Text segment:
━━━━━━

How To: Implement Change Successfully
- You may need to sell your proposal. An important factor to bear in mind is that, whilst staff will be interested in what the proposed changes might mean for their customers, they will probably be most concerned about the implications for them personally.
- People respond to different stimuli when it comes to thinking about change. For some, a shared vision of the future will suffice. Others will want to be persuaded by facts and figures.
- There may be individuals who will only change practice if a reward or penalty is at stake. Use power or influence where you can.
- The majority of any group will accept changes in response to the action of opinion leaders i.e. people who are well respected. It is therefore important to have opinion leaders on your side; this is particularly true if potential barriers to the proposed change are cultural ones relating to existing routines or practices.
Useful tools for change analysis
Before implementing change, you may need to devise a strategic plan.
- Have past experiences of similar situations/changes coloured people’s views?
- Is management supportive?
- How unacceptable/undesirable is the current situation perceived to be?
- Are there fears about increased workload?
- Is there pressure for change from customers?
- Are there national policy requirements you must comply with?
Assuming you have won your colleagues over to the idea of the proposed change, you will now want to implement it. You may need to plan the implementation phase, even if it is simply a question of purchasing a piece of equipment.

━━━━━━

[Layout region records]
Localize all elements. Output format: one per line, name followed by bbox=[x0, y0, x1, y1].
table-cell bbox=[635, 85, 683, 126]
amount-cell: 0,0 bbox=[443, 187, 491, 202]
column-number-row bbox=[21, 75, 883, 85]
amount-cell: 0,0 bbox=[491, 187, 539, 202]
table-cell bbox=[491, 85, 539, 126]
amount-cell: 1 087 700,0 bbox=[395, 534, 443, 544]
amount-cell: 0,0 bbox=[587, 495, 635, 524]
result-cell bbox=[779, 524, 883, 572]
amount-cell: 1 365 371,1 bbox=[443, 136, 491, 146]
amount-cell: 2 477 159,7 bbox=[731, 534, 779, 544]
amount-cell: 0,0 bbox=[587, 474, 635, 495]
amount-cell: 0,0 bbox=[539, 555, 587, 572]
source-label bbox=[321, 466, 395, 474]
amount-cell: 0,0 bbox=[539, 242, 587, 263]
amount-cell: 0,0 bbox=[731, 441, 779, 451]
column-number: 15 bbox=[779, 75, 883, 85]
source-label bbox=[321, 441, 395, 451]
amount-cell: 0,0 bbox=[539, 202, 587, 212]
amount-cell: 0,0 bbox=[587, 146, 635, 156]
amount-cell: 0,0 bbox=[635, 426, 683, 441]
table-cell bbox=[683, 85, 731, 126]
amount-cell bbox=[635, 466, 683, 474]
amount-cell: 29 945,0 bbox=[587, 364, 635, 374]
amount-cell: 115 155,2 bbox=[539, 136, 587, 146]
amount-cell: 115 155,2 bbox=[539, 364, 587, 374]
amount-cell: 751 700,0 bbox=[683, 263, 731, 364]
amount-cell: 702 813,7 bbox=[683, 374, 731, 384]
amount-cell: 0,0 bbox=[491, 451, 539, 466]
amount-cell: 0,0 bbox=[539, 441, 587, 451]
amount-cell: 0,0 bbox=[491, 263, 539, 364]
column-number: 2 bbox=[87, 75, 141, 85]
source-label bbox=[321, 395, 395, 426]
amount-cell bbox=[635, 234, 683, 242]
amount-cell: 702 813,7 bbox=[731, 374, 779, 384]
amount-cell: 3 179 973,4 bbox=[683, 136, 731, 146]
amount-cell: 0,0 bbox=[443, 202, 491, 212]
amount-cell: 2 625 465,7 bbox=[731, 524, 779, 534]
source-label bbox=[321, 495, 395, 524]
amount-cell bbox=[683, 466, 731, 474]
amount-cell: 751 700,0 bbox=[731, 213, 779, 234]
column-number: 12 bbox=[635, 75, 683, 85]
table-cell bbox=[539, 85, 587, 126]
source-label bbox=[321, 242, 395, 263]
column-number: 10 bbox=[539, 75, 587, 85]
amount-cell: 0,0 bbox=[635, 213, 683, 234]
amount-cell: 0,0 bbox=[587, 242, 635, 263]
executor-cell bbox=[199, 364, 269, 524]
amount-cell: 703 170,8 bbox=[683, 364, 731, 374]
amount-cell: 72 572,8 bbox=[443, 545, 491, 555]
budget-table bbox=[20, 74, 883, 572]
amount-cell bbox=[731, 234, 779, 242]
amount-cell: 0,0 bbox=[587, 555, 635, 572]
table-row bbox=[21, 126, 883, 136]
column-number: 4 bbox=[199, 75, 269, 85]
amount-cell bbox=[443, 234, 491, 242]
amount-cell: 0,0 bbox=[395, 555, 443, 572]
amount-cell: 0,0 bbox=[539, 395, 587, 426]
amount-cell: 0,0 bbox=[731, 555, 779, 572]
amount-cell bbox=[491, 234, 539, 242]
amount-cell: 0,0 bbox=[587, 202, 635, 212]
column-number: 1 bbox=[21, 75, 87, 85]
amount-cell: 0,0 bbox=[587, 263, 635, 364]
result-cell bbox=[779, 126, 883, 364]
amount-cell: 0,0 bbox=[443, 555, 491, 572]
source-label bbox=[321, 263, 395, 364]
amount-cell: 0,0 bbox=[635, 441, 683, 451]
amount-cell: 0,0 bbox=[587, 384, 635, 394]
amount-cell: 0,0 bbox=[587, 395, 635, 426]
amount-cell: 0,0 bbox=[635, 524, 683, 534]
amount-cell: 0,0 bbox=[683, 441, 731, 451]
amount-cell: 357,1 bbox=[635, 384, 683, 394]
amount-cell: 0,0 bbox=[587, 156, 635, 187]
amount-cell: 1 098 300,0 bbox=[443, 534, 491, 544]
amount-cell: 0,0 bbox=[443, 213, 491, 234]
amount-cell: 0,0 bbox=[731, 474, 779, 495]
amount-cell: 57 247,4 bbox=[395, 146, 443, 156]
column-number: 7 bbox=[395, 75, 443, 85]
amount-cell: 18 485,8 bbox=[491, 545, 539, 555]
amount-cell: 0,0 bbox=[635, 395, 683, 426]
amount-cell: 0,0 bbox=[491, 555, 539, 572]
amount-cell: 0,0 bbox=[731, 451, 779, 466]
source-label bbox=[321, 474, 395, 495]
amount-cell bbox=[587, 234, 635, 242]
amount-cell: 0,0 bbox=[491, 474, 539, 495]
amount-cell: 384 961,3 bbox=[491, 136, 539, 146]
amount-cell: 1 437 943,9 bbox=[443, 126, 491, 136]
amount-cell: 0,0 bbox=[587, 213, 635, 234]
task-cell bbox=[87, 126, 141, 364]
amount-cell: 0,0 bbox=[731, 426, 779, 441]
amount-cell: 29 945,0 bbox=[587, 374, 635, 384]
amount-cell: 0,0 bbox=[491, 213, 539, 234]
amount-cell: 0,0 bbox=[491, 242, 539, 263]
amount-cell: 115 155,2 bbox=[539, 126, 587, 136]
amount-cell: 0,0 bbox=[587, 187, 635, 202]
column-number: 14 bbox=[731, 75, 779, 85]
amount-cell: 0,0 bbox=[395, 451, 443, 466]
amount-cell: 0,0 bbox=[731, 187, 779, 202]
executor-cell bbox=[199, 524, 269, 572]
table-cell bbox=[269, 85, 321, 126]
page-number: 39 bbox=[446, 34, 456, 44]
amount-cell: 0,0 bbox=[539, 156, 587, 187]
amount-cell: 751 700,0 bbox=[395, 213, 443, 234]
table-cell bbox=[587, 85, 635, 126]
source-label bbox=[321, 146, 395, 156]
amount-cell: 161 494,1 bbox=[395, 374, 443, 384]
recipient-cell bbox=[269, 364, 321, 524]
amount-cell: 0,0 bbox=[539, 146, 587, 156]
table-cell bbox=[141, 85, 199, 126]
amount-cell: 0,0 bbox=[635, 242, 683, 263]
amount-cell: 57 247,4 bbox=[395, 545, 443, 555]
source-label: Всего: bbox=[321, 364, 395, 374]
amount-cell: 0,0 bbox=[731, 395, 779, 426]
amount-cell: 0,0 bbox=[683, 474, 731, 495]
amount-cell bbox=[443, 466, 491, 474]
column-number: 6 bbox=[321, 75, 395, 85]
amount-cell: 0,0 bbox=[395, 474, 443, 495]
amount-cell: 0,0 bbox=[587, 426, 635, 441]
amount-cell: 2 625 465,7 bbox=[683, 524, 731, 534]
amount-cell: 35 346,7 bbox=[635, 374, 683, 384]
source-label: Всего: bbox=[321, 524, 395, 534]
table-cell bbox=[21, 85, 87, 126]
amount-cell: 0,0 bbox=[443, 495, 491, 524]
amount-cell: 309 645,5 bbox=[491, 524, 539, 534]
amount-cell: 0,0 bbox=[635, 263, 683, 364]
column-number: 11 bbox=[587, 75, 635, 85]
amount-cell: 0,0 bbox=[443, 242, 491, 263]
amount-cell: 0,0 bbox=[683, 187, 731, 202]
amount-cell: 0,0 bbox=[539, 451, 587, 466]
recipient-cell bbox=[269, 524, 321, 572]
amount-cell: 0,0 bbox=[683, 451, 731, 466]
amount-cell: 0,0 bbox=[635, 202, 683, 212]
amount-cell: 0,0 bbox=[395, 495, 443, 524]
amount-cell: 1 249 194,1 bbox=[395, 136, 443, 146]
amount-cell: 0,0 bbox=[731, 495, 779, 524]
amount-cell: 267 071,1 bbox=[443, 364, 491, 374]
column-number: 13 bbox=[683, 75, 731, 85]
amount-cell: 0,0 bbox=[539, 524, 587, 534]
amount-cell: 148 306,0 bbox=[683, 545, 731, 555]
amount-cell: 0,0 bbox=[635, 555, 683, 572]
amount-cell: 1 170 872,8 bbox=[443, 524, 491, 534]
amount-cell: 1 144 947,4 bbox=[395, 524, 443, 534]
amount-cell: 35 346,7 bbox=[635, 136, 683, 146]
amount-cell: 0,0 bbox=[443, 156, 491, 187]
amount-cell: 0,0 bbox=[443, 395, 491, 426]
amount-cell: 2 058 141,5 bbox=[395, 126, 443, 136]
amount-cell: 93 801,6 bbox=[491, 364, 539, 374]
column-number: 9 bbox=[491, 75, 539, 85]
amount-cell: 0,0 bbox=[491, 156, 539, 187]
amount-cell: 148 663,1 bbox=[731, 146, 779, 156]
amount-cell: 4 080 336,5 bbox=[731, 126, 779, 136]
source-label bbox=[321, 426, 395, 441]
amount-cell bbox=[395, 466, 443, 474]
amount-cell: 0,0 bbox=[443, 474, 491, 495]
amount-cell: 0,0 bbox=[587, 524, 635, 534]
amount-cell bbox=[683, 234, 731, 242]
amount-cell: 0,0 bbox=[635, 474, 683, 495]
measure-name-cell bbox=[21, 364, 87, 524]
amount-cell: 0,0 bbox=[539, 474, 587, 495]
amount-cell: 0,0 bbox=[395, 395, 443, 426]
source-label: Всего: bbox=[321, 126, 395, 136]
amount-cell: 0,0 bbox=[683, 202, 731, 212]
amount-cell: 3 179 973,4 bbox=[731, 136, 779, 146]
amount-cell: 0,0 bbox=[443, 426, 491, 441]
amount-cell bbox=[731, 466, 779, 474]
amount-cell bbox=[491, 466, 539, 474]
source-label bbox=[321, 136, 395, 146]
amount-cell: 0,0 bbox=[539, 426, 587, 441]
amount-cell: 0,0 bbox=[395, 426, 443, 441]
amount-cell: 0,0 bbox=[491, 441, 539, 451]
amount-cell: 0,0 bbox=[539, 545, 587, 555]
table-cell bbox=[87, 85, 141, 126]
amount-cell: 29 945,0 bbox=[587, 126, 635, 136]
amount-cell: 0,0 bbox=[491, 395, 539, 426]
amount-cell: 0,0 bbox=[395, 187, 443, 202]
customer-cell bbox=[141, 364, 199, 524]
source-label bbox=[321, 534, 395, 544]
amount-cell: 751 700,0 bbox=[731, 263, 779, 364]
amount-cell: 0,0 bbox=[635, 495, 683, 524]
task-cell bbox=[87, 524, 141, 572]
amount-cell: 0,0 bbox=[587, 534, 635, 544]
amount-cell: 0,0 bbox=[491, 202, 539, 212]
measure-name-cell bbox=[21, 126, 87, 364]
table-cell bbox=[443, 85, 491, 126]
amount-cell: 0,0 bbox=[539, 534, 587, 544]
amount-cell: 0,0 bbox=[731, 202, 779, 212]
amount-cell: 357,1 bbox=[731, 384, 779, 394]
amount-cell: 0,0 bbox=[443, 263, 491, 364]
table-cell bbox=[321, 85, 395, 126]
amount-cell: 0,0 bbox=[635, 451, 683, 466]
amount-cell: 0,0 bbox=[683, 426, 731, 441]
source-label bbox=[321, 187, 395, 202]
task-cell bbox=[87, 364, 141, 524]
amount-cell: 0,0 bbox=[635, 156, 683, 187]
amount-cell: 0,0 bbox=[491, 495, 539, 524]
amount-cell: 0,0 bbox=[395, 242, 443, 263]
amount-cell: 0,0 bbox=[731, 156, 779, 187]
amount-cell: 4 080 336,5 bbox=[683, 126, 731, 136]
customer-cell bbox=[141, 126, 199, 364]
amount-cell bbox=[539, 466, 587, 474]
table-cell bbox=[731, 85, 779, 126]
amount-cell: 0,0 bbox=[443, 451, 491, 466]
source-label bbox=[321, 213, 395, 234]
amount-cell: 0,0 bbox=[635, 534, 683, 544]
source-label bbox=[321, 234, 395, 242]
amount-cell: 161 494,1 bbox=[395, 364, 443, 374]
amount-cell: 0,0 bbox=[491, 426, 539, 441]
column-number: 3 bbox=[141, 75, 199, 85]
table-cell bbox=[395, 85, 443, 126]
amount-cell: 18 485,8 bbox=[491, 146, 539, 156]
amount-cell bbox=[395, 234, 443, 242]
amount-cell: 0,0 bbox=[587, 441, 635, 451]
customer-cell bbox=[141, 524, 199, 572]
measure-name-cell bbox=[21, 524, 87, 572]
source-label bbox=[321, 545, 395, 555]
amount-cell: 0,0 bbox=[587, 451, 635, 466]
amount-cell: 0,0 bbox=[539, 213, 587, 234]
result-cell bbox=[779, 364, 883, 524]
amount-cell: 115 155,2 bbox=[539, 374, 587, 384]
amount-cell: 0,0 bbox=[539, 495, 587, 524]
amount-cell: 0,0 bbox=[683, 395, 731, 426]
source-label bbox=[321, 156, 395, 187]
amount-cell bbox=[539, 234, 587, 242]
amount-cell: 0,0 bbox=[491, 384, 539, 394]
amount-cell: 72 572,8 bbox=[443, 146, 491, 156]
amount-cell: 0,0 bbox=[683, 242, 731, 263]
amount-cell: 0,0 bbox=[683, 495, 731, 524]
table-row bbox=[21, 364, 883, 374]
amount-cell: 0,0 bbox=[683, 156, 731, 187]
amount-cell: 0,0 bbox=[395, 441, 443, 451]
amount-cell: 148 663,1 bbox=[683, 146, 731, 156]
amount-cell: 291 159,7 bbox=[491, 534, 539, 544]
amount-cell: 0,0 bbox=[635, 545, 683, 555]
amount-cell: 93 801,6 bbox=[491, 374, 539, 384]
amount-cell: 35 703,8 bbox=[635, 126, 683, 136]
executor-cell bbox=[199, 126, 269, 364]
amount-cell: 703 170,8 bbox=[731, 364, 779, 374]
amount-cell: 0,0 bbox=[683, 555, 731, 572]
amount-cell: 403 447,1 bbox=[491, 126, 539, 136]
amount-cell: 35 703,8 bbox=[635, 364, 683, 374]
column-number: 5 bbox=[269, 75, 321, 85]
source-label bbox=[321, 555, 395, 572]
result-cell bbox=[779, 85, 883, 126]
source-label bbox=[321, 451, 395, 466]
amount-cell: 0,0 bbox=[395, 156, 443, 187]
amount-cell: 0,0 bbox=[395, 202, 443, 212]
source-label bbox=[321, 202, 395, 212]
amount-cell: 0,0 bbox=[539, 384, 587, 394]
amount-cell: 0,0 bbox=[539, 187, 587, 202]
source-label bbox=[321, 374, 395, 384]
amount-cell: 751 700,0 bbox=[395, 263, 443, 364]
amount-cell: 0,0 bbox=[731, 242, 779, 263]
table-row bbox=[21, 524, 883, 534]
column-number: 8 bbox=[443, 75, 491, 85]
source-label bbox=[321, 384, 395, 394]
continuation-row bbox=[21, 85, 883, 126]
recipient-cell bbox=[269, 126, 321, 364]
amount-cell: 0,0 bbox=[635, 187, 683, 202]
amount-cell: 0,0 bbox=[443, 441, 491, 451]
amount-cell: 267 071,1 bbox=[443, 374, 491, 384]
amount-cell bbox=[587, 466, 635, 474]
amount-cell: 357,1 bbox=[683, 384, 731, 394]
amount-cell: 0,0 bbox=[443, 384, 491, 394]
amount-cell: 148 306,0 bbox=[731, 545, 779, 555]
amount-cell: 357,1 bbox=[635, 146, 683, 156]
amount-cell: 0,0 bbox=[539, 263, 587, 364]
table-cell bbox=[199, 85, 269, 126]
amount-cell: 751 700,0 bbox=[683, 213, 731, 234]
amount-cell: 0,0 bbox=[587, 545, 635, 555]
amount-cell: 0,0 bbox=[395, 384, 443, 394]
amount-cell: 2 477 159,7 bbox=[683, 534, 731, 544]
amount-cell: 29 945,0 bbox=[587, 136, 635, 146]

━━━━━━

Written task A:
Answer these questions from the guide on implementing change, one answer per line:
(i) What will staff probably be most concerned about regarding the proposed changes?
(ii) In response to whose action will the majority of any group accept changes?
(iii) What might you need to devise before implementing change?
Written task B:
Summarize the guide on implementing change in two sentences.
Written task C:
According to the guide on implementing change, why is it important to have opinion leaders on your side? Answer in one or two sentences.

Task answer A:
(i) They will probably be most concerned about the implications for them personally.
(ii) The majority will accept changes in response to the action of opinion leaders, meaning people who are well respected.
(iii) You may need to devise a strategic plan.

Task answer B:
Selling a proposed change means recognizing that staff care most about personal implications, that people respond to different stimuli such as a shared vision, facts and figures, or rewards and penalties, and that opinion leaders sway the majority. Before implementing the change, you may need a strategic plan that weighs factors such as past experiences, management support, workload fears, customer pressure and national policy requirements, and you may need to plan the implementation phase.

Task answer C:
It is important because the majority of any group will accept changes in response to the action of opinion leaders, who are well-respected people. This is particularly true when the potential barriers to the change are cultural ones relating to existing routines or practices.